### Required task
Write out the material again word for word, dropping any images it holds.

(Entries taken from a collection)
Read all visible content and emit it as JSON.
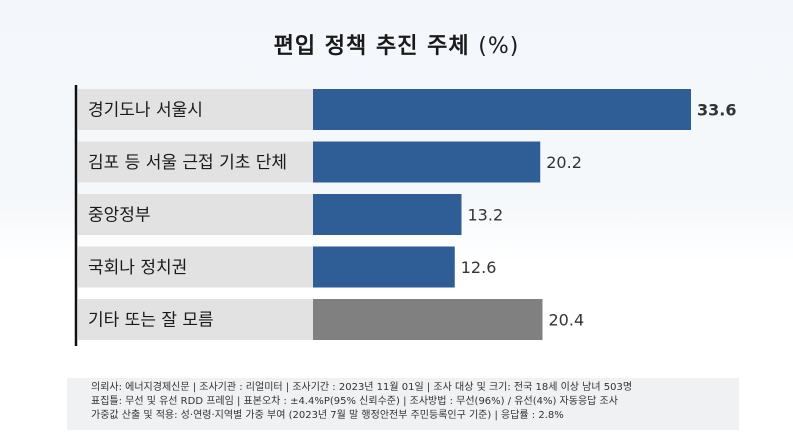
{
  "chart_data": {
    "type": "bar",
    "orientation": "horizontal",
    "title": "편입 정책 추진 주체",
    "title_unit": "(%)",
    "categories": [
      "경기도나 서울시",
      "김포 등 서울 근접 기초 단체",
      "중앙정부",
      "국회나 정치권",
      "기타 또는 잘 모름"
    ],
    "values": [
      33.6,
      20.2,
      13.2,
      12.6,
      20.4
    ],
    "value_labels": [
      "33.6",
      "20.2",
      "13.2",
      "12.6",
      "20.4"
    ],
    "bar_colors": [
      "#2f5d95",
      "#2f5d95",
      "#2f5d95",
      "#2f5d95",
      "#808080"
    ],
    "xlim": [
      0,
      35
    ],
    "grid": false,
    "legend": "none"
  },
  "footer": {
    "line1": "의뢰사: 에너지경제신문 | 조사기관 : 리얼미터 | 조사기간 : 2023년 11월 01일 | 조사 대상 및 크기: 전국 18세 이상 남녀 503명",
    "line2": "표집틀: 무선 및 유선 RDD 프레임 | 표본오차 : ±4.4%P(95% 신뢰수준) | 조사방법 : 무선(96%) / 유선(4%) 자동응답 조사",
    "line3": "가중값 산출 및 적용: 성·연령·지역별 가중 부여 (2023년 7월 말 행정안전부 주민등록인구 기준) | 응답률 : 2.8%"
  }
}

### Task output
Read all visible content and emit it as JSON.
{
  "chart_data": {
    "type": "bar",
    "orientation": "horizontal",
    "title": "편입 정책 추진 주체",
    "title_unit": "(%)",
    "categories": [
      "경기도나 서울시",
      "김포 등 서울 근접 기초 단체",
      "중앙정부",
      "국회나 정치권",
      "기타 또는 잘 모름"
    ],
    "values": [
      33.6,
      20.2,
      13.2,
      12.6,
      20.4
    ],
    "value_labels": [
      "33.6",
      "20.2",
      "13.2",
      "12.6",
      "20.4"
    ],
    "bar_colors": [
      "#2f5d95",
      "#2f5d95",
      "#2f5d95",
      "#2f5d95",
      "#808080"
    ],
    "xlim": [
      0,
      35
    ],
    "grid": false,
    "legend": "none"
  },
  "footer": {
    "line1": "의뢰사: 에너지경제신문 | 조사기관 : 리얼미터 | 조사기간 : 2023년 11월 01일 | 조사 대상 및 크기: 전국 18세 이상 남녀 503명",
    "line2": "표집틀: 무선 및 유선 RDD 프레임 | 표본오차 : ±4.4%P(95% 신뢰수준) | 조사방법 : 무선(96%) / 유선(4%) 자동응답 조사",
    "line3": "가중값 산출 및 적용: 성·연령·지역별 가중 부여 (2023년 7월 말 행정안전부 주민등록인구 기준) | 응답률 : 2.8%"
  }
}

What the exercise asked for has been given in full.